### ITEMS
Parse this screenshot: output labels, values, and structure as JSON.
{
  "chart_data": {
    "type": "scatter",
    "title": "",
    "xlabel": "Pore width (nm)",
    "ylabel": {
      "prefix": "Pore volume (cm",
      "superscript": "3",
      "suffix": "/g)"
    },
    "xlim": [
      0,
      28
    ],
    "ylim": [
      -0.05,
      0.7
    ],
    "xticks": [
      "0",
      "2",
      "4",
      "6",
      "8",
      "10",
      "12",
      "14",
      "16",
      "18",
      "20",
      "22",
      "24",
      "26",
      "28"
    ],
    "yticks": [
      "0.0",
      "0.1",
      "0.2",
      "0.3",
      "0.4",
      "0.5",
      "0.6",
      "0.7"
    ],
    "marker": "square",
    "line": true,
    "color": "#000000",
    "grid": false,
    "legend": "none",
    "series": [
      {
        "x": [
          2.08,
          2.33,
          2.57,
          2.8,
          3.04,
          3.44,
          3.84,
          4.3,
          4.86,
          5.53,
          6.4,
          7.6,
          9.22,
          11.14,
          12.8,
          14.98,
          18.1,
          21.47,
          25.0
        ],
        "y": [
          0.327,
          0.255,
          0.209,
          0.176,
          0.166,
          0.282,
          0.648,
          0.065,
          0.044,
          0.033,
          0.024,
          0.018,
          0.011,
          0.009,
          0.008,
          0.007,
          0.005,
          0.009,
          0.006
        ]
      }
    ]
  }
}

### WORK TO BE COMPLETED
Word for word, quote all of the data above.

### WRITTEN SOLUTION
Parse this screenshot: output labels, values, and structure as JSON.
{
  "chart_data": {
    "type": "scatter",
    "title": "",
    "xlabel": "Pore width (nm)",
    "ylabel": {
      "prefix": "Pore volume (cm",
      "superscript": "3",
      "suffix": "/g)"
    },
    "xlim": [
      0,
      28
    ],
    "ylim": [
      -0.05,
      0.7
    ],
    "xticks": [
      "0",
      "2",
      "4",
      "6",
      "8",
      "10",
      "12",
      "14",
      "16",
      "18",
      "20",
      "22",
      "24",
      "26",
      "28"
    ],
    "yticks": [
      "0.0",
      "0.1",
      "0.2",
      "0.3",
      "0.4",
      "0.5",
      "0.6",
      "0.7"
    ],
    "marker": "square",
    "line": true,
    "color": "#000000",
    "grid": false,
    "legend": "none",
    "series": [
      {
        "x": [
          2.08,
          2.33,
          2.57,
          2.8,
          3.04,
          3.44,
          3.84,
          4.3,
          4.86,
          5.53,
          6.4,
          7.6,
          9.22,
          11.14,
          12.8,
          14.98,
          18.1,
          21.47,
          25.0
        ],
        "y": [
          0.327,
          0.255,
          0.209,
          0.176,
          0.166,
          0.282,
          0.648,
          0.065,
          0.044,
          0.033,
          0.024,
          0.018,
          0.011,
          0.009,
          0.008,
          0.007,
          0.005,
          0.009,
          0.006
        ]
      }
    ]
  }
}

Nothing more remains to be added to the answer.